___ Provided text ___

Deploying Apostrophe with AWS and Elastic Beanstalk

Amazon AWS is hands down and far away the most popular cloud hosting solution, and for good reason. They have the best understanding of the problem and the largest infrastructure. But it can be confusing. Fortunately, Amazon offers Elastic Beanstalk, which provides much of the simplicity of options like Heroku without any added cost over configuring AWS directly.

We'll use Elastic Beanstalk to deliver:

  • Multiple Node server processes

  • Load-balancing

  • Failover

  • Automatic server management without extra "ops" work

We'll use MongoDB Atlas to provide:

  • A MongoDB database...

  • Replicated in several instances

  • Failover for the database

  • Durability for the database

And we'll use Amazon AWS S3 to provide:

  • Uploaded media and asset storage

  • ... On a pay-as-you-go basis

  • With no hard limit on storage

  • At a competitive price.

Getting started

First, install the Elastic Beanstalk command line tools following Amazon's directions. Make sure you can run eb --version after that. If not, review those steps.

Now, cd to your existing Apostrophe website project and initialize Beanstalk:

cd ~/Sites/my-project
eb init

Pick a region that suits your needs. Your application name should match your project's folder name and shortname, if possible. Node.js will be autodetected.

If you are happy with github, gitlab or similar, say "no" when asked about using CodeCommit.

Say yes to setting up ssh for your instances.

If you are not already using the AWS CLI you will be prompted for credentials. See "understanding and getting your security credentials" in the AWS documentation.

You will be prompted for a keypair name. This is a name for an ssh public and private key to be used to make secure connections to your servers. We suggest one for each project but you could reuse one.

___ Information shown ___

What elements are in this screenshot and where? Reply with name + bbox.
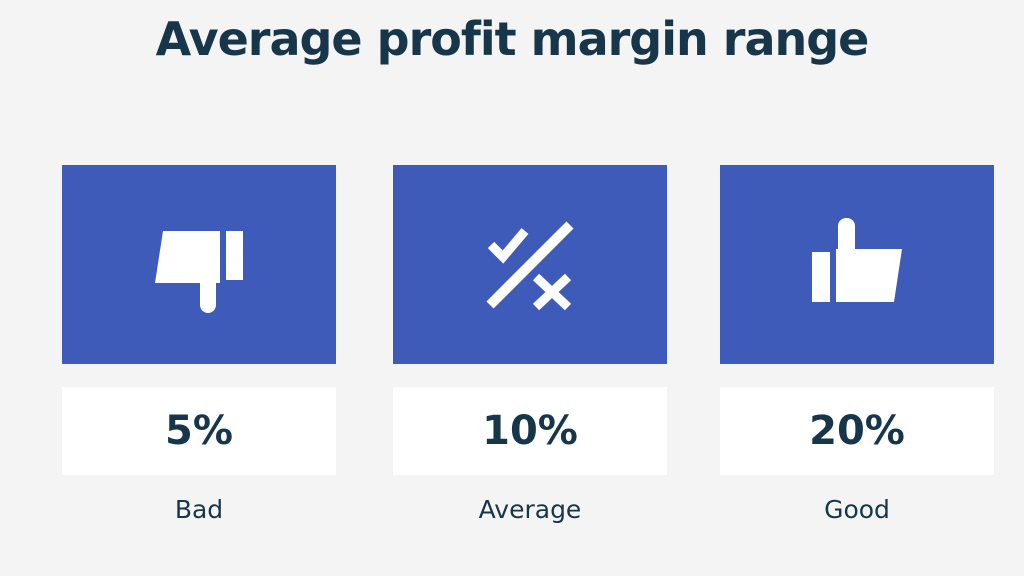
card-label: Good xyxy=(824,495,890,524)
card-value: 10% xyxy=(393,387,667,475)
thumbs-down-icon xyxy=(155,231,243,313)
card-icon-panel xyxy=(62,165,336,364)
card-icon-panel xyxy=(393,165,667,364)
card-label: Average xyxy=(478,495,582,524)
card-icon-panel xyxy=(720,165,994,364)
title: Average profit margin range xyxy=(155,12,870,66)
card-value: 20% xyxy=(720,387,994,475)
thumbs-up-icon xyxy=(812,218,902,302)
card-value: 5% xyxy=(62,387,336,475)
card-label: Bad xyxy=(174,495,224,524)
percent-icon xyxy=(486,221,574,311)
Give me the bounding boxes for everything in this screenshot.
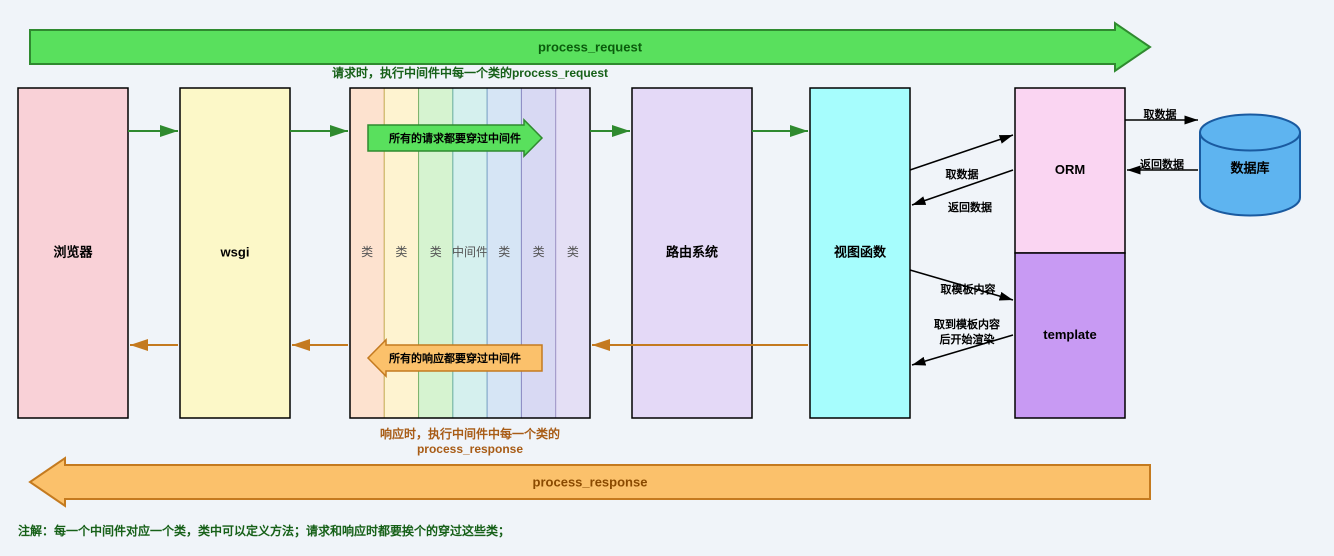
box-router: 路由系统 (632, 88, 752, 418)
svg-text:后开始渲染: 后开始渲染 (940, 332, 996, 346)
svg-text:取到模板内容: 取到模板内容 (934, 317, 1000, 331)
svg-text:取数据: 取数据 (946, 167, 979, 181)
svg-text:返回数据: 返回数据 (1140, 157, 1184, 171)
svg-text:类: 类 (395, 245, 407, 259)
svg-text:process_response: process_response (533, 474, 648, 489)
box-orm: ORM (1015, 88, 1125, 253)
svg-text:所有的请求都要穿过中间件: 所有的请求都要穿过中间件 (389, 131, 521, 145)
svg-text:template: template (1043, 327, 1096, 342)
svg-text:取模板内容: 取模板内容 (941, 282, 996, 296)
svg-text:浏览器: 浏览器 (53, 244, 93, 259)
arrow-req-through-mw: 所有的请求都要穿过中间件 (368, 120, 542, 156)
svg-text:中间件: 中间件 (452, 244, 488, 259)
svg-text:视图函数: 视图函数 (834, 244, 887, 259)
svg-text:取数据: 取数据 (1144, 107, 1177, 121)
box-wsgi: wsgi (180, 88, 290, 418)
svg-text:返回数据: 返回数据 (948, 200, 992, 214)
box-view: 视图函数 (810, 88, 910, 418)
footnote: 注解：每一个中间件对应一个类，类中可以定义方法；请求和响应时都要挨个的穿过这些类… (18, 523, 510, 538)
svg-text:类: 类 (361, 245, 373, 259)
svg-text:类: 类 (430, 245, 442, 259)
svg-text:所有的响应都要穿过中间件: 所有的响应都要穿过中间件 (389, 351, 521, 365)
box-browser: 浏览器 (18, 88, 128, 418)
box-database: 数据库 (1200, 115, 1300, 216)
svg-text:wsgi: wsgi (220, 244, 250, 259)
svg-text:类: 类 (498, 245, 510, 259)
box-template: template (1015, 253, 1125, 418)
svg-text:ORM: ORM (1055, 162, 1085, 177)
big-arrow-process-response: process_response (30, 458, 1150, 506)
svg-text:数据库: 数据库 (1230, 160, 1269, 175)
svg-text:路由系统: 路由系统 (666, 244, 718, 259)
svg-text:类: 类 (567, 245, 579, 259)
svg-text:请求时，执行中间件中每一个类的process_request: 请求时，执行中间件中每一个类的process_request (332, 65, 608, 80)
big-arrow-process-request: process_request (30, 23, 1150, 71)
arrow-resp-through-mw: 所有的响应都要穿过中间件 (368, 340, 542, 376)
svg-text:process_response: process_response (417, 442, 523, 456)
svg-text:类: 类 (533, 245, 545, 259)
svg-text:process_request: process_request (538, 39, 643, 54)
black-arrow-0 (910, 135, 1013, 170)
svg-text:响应时，执行中间件中每一个类的: 响应时，执行中间件中每一个类的 (380, 426, 560, 441)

___

Problem to work on
In the Elastic Beanstalk deployment guide, name every capability that Elastic Beanstalk is said to deliver.

Written answer
- Multiple Node server processes
- Load-balancing
- Failover
- Automatic server management without extra "ops" work